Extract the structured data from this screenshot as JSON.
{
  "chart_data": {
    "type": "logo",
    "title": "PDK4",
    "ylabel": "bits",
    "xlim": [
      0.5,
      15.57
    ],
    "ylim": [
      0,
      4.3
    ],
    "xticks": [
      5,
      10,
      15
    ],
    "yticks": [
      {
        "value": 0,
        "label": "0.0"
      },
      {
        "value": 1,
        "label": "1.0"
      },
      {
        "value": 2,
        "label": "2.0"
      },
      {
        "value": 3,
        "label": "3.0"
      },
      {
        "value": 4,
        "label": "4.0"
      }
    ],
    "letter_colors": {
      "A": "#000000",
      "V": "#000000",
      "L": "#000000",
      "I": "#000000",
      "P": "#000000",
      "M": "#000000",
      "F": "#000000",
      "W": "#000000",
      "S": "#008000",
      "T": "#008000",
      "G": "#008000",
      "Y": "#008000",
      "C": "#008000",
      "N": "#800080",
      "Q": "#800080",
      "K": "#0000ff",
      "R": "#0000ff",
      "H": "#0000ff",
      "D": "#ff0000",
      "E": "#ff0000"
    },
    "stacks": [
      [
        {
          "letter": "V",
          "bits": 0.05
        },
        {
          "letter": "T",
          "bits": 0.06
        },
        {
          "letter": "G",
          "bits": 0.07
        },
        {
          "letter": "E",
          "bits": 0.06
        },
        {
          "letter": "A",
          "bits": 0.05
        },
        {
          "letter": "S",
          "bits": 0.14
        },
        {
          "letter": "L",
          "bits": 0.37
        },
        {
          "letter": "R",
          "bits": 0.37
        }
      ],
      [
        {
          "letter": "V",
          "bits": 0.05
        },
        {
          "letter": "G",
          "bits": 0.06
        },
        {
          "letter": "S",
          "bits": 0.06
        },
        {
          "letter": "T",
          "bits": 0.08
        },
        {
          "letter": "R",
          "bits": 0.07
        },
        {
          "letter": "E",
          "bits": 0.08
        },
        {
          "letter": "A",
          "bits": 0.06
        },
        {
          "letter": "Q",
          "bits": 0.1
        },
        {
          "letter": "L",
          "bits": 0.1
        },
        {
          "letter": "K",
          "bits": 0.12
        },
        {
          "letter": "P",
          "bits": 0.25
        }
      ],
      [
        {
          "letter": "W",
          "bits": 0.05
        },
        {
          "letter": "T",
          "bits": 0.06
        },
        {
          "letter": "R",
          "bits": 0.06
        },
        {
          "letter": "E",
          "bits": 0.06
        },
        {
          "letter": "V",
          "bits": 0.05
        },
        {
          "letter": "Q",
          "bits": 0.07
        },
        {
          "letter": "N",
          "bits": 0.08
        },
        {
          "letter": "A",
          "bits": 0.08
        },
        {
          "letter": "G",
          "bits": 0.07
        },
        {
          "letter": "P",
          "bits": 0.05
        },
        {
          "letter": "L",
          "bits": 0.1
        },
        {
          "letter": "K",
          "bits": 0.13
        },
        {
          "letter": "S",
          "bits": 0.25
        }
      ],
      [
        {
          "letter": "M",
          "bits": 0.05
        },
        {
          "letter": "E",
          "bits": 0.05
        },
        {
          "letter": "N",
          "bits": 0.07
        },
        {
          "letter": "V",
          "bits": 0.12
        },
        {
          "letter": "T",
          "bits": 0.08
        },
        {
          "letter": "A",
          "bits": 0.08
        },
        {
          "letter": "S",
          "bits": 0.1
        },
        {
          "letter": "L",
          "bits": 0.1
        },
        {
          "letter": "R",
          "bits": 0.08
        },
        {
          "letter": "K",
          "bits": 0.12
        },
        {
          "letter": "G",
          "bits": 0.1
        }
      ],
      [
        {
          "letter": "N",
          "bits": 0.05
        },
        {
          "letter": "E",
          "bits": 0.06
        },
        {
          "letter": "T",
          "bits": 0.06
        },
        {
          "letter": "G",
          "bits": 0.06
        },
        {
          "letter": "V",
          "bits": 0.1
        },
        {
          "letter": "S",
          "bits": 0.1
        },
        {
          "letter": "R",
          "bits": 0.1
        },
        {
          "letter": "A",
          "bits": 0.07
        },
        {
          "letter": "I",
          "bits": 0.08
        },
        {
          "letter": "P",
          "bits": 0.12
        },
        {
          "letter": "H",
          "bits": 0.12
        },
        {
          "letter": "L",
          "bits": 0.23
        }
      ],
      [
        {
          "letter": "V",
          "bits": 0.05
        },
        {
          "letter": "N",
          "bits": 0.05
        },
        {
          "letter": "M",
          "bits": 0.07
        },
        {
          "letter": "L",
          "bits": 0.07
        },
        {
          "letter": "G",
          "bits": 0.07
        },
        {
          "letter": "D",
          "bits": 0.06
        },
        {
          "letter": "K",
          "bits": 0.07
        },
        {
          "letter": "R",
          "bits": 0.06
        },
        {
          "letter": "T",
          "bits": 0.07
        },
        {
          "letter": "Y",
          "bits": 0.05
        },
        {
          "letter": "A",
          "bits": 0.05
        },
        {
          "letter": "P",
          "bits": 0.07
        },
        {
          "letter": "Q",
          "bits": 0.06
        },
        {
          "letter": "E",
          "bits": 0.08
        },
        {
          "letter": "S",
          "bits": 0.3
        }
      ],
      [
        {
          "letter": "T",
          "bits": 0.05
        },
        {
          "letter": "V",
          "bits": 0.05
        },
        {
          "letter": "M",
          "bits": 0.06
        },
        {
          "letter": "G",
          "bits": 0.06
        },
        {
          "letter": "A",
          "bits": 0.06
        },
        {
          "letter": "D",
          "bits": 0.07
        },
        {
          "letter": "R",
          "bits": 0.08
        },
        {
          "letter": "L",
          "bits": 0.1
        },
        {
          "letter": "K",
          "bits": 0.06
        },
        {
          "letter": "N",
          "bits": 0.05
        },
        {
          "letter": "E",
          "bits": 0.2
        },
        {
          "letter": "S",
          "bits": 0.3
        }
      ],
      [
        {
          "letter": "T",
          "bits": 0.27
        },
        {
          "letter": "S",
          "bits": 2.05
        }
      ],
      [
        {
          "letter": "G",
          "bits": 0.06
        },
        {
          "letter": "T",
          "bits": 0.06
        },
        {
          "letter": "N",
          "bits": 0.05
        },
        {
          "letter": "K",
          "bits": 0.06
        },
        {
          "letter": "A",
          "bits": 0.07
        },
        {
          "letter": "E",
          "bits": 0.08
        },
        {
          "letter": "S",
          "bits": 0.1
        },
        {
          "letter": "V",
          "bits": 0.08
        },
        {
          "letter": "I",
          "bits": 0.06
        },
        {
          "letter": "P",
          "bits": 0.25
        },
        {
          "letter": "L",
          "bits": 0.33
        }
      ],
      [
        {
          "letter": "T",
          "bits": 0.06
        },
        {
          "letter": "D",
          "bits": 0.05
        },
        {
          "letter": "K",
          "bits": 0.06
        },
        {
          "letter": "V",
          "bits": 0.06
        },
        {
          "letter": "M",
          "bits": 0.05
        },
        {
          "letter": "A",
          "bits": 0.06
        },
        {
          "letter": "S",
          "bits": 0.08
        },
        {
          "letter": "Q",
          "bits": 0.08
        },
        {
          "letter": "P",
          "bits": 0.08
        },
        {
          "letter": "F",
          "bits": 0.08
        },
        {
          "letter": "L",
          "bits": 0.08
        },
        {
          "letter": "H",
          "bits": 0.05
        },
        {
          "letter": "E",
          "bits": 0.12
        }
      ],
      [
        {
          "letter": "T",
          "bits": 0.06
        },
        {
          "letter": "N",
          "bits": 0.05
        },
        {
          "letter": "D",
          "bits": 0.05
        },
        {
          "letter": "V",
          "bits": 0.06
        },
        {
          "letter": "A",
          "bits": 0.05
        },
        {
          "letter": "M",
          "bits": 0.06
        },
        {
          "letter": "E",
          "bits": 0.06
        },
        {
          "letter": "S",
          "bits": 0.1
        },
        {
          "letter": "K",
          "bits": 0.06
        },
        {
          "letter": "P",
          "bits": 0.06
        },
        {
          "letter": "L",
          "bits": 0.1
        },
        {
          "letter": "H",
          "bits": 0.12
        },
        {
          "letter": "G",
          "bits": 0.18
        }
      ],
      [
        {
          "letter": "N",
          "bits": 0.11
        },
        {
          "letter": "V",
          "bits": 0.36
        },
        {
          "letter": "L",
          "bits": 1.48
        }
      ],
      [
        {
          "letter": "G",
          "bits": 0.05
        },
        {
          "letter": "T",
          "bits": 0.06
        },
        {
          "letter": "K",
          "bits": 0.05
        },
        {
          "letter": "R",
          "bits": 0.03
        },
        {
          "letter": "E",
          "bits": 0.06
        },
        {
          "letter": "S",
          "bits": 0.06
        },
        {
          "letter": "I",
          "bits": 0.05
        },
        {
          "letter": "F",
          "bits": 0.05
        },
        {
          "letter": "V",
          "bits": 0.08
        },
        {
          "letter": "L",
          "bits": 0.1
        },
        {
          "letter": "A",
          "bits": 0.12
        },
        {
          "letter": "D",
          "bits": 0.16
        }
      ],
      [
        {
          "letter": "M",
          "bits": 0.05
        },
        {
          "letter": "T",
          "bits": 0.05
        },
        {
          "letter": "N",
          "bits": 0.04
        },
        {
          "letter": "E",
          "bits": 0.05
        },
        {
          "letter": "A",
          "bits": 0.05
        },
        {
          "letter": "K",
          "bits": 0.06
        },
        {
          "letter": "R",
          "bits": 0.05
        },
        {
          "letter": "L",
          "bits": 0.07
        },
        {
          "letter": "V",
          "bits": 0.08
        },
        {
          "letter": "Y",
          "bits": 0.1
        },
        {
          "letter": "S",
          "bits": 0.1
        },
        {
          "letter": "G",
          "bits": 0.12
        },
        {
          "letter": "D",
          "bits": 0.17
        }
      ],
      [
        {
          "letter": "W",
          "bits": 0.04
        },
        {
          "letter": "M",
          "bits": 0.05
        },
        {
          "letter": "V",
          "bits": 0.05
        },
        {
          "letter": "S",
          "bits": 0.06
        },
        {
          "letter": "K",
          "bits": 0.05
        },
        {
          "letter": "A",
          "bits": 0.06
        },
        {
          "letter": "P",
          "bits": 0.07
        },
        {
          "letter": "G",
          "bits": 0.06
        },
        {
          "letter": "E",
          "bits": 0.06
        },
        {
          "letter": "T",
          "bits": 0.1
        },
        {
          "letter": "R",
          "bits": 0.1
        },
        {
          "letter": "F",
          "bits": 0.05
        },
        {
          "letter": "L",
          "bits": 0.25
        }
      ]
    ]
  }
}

###

WORK REQUIRED: Collect the complete line wherever the string "value" appears in the records.

EXERCISE OUTPUT:
        "value": 0,
        "value": 1,
        "value": 2,
        "value": 3,
        "value": 4,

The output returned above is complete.